### Task to carry out
Rewrite the data from its first line through the line containing "hex-button[interactable]: 十六进制 <box>480", including both ends, with "table-row" replaced by "grid-row" and every other character unchanged.
══ Exercise data ══
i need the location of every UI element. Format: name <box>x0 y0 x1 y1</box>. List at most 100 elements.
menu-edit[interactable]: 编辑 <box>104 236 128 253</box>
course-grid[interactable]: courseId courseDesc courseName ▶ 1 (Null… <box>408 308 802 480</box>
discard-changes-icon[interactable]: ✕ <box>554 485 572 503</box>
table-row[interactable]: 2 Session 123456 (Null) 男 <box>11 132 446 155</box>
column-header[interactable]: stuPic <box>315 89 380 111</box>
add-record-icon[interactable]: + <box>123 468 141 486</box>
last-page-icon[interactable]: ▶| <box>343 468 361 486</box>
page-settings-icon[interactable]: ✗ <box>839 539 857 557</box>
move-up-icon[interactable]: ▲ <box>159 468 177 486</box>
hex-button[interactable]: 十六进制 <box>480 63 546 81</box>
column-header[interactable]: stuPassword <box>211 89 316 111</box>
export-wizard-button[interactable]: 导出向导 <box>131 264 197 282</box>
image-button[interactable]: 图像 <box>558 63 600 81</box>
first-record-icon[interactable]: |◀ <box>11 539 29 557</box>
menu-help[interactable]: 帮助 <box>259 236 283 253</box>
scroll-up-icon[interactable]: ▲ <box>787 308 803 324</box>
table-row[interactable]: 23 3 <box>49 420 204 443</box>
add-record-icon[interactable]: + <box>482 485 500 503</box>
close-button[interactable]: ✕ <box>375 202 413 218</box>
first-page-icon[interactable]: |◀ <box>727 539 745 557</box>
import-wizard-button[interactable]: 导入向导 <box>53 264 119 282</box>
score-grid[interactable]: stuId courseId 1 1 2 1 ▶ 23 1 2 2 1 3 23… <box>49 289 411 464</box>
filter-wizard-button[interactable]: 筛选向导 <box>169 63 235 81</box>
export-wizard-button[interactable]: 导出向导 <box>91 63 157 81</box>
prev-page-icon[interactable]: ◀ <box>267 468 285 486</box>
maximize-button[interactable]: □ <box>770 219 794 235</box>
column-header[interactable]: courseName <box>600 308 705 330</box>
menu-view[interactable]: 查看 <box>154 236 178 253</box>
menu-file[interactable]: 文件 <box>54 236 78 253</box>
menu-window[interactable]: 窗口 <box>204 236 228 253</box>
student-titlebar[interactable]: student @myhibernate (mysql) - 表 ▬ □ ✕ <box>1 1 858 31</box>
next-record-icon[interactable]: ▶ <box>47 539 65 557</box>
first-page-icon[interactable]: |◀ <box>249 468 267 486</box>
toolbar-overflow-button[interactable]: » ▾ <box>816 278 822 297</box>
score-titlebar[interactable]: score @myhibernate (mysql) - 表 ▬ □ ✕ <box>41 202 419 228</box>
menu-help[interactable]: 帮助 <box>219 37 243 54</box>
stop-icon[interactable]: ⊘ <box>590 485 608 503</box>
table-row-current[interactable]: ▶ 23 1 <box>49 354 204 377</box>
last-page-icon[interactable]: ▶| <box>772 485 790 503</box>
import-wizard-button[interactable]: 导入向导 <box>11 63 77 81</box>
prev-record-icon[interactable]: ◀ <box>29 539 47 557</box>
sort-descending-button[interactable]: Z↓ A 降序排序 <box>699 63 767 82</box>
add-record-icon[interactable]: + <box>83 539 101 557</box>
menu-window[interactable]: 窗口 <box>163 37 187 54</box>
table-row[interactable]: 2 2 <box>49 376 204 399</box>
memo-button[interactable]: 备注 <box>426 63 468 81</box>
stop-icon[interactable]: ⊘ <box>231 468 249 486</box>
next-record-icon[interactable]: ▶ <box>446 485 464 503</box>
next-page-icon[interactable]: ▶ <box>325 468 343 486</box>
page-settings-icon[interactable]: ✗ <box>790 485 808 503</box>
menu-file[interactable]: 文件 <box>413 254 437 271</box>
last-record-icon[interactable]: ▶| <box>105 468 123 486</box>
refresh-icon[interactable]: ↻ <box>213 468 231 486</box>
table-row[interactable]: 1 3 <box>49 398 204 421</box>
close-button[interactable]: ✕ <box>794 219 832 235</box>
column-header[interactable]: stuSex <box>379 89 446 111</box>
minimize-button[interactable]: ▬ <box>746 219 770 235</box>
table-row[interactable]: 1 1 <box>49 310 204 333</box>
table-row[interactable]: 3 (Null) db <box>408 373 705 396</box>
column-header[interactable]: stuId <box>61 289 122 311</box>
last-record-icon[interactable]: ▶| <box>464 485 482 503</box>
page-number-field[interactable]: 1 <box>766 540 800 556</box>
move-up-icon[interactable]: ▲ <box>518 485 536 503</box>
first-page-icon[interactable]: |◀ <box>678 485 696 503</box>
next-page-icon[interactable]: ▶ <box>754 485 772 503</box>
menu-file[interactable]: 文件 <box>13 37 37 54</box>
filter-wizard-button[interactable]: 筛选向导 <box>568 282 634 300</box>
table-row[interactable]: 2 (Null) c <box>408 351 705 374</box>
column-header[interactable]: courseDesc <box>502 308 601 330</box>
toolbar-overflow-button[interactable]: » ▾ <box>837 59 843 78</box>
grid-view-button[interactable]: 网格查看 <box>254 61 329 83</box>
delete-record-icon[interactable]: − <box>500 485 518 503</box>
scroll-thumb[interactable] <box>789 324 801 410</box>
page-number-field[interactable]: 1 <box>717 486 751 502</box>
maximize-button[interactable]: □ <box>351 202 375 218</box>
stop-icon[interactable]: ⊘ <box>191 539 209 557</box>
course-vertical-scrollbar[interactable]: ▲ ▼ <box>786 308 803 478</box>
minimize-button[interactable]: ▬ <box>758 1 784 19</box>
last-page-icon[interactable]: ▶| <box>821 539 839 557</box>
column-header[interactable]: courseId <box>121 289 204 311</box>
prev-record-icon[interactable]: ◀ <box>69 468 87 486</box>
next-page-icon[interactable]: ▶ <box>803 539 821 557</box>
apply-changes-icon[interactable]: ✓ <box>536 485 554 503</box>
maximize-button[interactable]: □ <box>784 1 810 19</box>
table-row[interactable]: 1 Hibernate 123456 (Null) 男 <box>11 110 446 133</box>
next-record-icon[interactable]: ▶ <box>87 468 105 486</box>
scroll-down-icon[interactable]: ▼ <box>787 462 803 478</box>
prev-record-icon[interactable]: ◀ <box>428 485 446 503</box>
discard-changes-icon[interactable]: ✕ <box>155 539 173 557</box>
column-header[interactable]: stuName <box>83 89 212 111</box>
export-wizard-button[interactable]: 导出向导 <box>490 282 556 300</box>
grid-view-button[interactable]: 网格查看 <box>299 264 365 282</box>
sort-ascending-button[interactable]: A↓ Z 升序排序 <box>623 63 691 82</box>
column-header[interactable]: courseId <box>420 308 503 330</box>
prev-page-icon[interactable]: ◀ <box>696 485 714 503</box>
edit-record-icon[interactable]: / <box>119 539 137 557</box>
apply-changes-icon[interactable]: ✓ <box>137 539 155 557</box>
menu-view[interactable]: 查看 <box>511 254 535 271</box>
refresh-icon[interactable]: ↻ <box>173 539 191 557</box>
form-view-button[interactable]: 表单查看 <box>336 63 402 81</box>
═══
### Answer for this exercise
i need the location of every UI element. Format: name <box>x0 y0 x1 y1</box>. List at most 100 elements.
menu-edit[interactable]: 编辑 <box>104 236 128 253</box>
course-grid[interactable]: courseId courseDesc courseName ▶ 1 (Null… <box>408 308 802 480</box>
discard-changes-icon[interactable]: ✕ <box>554 485 572 503</box>
grid-row[interactable]: 2 Session 123456 (Null) 男 <box>11 132 446 155</box>
column-header[interactable]: stuPic <box>315 89 380 111</box>
add-record-icon[interactable]: + <box>123 468 141 486</box>
last-page-icon[interactable]: ▶| <box>343 468 361 486</box>
page-settings-icon[interactable]: ✗ <box>839 539 857 557</box>
move-up-icon[interactable]: ▲ <box>159 468 177 486</box>
hex-button[interactable]: 十六进制 <box>480 63 546 81</box>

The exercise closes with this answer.